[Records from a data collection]

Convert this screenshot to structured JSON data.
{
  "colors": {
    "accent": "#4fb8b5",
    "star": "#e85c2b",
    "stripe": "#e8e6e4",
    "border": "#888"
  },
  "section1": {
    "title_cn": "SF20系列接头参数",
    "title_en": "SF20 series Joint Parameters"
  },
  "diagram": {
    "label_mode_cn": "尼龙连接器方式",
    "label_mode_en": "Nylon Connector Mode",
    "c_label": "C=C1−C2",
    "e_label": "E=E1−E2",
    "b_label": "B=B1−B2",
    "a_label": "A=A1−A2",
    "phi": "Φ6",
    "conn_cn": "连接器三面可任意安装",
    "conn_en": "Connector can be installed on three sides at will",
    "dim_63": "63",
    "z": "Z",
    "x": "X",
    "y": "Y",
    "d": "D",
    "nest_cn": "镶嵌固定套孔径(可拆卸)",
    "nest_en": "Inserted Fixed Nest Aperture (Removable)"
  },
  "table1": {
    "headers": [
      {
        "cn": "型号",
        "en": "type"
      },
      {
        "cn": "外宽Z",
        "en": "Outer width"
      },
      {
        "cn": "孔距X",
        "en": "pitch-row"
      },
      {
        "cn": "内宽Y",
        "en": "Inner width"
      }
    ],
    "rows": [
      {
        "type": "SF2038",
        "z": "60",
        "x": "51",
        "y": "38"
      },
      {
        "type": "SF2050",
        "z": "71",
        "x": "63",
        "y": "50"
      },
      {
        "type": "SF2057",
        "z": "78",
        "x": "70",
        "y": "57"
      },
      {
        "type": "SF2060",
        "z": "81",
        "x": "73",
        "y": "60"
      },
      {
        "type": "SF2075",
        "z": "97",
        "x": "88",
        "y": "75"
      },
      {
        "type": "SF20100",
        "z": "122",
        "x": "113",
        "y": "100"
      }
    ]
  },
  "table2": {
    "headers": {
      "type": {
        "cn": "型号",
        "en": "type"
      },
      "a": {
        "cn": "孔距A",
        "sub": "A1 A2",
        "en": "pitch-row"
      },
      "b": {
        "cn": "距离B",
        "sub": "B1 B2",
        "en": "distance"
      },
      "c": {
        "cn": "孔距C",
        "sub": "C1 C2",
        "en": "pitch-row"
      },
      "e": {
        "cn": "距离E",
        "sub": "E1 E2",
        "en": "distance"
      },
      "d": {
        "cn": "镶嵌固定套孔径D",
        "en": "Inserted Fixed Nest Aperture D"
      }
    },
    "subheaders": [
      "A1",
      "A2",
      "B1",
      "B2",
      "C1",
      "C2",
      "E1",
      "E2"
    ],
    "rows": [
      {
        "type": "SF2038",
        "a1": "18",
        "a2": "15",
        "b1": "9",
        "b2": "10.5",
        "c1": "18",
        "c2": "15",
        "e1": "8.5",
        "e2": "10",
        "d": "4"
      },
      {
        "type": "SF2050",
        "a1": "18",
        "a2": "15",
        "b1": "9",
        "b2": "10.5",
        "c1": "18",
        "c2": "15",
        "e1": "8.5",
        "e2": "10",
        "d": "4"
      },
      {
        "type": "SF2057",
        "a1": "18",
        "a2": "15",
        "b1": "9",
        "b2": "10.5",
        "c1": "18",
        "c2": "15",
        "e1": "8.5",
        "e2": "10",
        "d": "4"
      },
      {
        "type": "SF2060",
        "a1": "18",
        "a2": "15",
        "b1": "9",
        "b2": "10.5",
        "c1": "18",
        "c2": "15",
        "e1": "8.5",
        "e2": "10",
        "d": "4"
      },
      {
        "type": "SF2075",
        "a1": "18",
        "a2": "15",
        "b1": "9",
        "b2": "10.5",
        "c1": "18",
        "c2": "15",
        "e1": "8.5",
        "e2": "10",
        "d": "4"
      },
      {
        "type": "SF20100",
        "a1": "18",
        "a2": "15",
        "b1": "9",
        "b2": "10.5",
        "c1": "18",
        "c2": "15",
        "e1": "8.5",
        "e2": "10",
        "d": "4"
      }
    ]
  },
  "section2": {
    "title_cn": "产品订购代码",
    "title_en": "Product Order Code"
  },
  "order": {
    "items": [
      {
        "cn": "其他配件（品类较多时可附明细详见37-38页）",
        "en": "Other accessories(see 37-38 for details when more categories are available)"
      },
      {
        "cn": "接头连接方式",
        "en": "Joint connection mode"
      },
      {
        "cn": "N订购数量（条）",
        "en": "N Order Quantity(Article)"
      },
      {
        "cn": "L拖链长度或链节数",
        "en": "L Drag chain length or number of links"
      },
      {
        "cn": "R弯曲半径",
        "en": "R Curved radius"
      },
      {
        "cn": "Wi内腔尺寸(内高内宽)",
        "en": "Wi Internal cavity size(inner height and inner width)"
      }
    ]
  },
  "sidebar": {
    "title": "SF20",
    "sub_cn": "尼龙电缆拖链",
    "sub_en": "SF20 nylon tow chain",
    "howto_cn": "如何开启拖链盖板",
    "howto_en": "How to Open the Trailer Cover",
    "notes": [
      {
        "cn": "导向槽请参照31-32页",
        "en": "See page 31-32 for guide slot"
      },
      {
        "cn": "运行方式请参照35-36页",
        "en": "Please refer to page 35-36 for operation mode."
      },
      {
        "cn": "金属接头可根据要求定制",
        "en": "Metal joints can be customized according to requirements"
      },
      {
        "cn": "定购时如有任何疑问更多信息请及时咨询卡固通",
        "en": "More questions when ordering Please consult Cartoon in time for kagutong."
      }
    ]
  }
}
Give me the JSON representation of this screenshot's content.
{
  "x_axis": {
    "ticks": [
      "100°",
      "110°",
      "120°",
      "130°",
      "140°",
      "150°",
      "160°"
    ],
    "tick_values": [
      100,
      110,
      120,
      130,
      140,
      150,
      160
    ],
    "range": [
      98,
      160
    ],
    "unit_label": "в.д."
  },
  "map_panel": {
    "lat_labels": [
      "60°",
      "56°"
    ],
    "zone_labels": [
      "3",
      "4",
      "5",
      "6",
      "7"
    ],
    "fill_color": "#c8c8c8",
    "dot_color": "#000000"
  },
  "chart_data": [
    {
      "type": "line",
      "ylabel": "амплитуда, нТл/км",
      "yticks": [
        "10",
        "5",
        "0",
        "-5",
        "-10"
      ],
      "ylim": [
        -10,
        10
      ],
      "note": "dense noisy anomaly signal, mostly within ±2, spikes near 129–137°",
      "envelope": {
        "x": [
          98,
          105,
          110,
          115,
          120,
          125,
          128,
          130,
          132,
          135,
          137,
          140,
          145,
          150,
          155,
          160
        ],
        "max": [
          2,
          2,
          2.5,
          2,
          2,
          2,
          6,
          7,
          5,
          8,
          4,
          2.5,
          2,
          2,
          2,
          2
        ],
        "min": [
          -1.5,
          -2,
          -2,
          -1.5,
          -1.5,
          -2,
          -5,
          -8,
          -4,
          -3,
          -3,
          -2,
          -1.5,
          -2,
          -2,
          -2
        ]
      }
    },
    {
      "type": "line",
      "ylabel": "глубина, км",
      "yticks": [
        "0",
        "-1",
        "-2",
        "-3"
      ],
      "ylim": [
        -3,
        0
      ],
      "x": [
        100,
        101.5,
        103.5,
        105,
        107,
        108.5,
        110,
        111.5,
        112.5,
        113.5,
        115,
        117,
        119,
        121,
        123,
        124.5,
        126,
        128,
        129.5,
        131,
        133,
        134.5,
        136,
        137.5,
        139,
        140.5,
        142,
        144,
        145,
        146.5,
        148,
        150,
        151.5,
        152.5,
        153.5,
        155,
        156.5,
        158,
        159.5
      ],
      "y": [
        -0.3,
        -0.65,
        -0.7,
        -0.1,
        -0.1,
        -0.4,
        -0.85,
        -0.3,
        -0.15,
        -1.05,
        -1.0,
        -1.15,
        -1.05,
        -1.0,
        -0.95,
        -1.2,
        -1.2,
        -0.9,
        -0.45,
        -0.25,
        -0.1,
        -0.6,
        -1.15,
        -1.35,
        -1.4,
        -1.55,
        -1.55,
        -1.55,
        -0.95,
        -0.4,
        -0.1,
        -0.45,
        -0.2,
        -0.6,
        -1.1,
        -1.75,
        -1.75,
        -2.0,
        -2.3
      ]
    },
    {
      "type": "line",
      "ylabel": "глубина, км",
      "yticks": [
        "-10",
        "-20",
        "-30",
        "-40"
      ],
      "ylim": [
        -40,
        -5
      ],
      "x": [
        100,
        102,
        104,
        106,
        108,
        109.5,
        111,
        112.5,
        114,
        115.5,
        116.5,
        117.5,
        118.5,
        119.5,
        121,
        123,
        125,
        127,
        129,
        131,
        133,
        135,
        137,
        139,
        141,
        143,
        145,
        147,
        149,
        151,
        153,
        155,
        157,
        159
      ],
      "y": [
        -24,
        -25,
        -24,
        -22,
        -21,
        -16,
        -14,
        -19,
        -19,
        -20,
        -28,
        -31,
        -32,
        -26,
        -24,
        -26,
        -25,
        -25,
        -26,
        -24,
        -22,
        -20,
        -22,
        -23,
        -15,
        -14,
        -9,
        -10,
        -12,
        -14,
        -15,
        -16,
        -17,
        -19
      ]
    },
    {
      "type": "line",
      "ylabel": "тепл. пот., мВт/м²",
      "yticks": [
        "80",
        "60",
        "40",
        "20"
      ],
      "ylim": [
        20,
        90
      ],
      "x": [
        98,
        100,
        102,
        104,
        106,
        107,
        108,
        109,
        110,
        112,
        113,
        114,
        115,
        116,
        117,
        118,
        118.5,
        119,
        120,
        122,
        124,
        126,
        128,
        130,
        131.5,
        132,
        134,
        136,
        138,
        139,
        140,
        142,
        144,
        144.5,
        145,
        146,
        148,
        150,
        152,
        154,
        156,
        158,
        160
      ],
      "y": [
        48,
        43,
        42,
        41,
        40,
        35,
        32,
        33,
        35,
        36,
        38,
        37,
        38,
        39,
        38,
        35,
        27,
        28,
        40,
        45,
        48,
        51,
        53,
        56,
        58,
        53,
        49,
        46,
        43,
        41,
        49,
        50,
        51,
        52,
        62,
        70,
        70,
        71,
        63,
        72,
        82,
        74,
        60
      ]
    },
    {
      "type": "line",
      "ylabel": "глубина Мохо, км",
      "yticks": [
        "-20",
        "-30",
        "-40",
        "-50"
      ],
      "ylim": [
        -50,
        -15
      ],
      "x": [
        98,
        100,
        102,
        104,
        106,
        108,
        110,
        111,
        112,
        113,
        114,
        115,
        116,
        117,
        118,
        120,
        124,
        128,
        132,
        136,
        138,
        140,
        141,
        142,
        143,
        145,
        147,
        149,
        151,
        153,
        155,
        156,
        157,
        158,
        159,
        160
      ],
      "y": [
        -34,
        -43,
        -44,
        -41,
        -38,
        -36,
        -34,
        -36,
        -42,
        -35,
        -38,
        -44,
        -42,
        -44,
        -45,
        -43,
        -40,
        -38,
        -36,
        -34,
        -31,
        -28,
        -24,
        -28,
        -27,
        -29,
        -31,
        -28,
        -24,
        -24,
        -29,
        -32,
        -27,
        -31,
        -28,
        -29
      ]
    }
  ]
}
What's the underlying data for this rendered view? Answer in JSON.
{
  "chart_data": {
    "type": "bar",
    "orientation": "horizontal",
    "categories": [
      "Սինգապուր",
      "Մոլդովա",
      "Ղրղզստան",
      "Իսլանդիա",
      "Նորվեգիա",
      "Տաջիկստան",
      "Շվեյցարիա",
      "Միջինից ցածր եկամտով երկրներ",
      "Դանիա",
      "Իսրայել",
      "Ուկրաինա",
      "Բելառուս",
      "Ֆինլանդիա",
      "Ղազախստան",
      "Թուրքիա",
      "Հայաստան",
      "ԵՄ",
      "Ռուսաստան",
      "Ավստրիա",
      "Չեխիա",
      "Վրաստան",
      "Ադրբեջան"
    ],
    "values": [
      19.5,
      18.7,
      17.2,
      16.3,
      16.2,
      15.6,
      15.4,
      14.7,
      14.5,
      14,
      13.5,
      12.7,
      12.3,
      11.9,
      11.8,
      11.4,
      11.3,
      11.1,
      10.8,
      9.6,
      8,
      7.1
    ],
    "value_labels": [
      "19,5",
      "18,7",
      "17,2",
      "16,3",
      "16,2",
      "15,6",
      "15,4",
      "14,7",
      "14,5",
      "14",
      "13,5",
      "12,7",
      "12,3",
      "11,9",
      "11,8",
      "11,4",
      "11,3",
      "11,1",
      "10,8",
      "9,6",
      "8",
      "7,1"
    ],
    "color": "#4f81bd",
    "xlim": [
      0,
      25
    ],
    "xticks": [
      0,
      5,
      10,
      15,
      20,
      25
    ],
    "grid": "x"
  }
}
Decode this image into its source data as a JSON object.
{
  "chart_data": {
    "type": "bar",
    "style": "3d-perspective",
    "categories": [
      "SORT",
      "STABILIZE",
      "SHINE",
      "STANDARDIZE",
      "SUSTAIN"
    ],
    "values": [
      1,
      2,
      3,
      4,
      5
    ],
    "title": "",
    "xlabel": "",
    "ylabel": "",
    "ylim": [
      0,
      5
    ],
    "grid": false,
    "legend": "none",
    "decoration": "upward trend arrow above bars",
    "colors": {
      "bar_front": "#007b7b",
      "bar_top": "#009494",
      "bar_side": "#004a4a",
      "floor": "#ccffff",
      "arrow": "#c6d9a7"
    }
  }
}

### SHORT PROBLEM
Track down every line of the material containing the string "Inserted", and copy it.

### SOLUTION FOR THIS EXERCISE
    "nest_en": "Inserted Fixed Nest Aperture (Removable)"
        "en": "Inserted Fixed Nest Aperture D"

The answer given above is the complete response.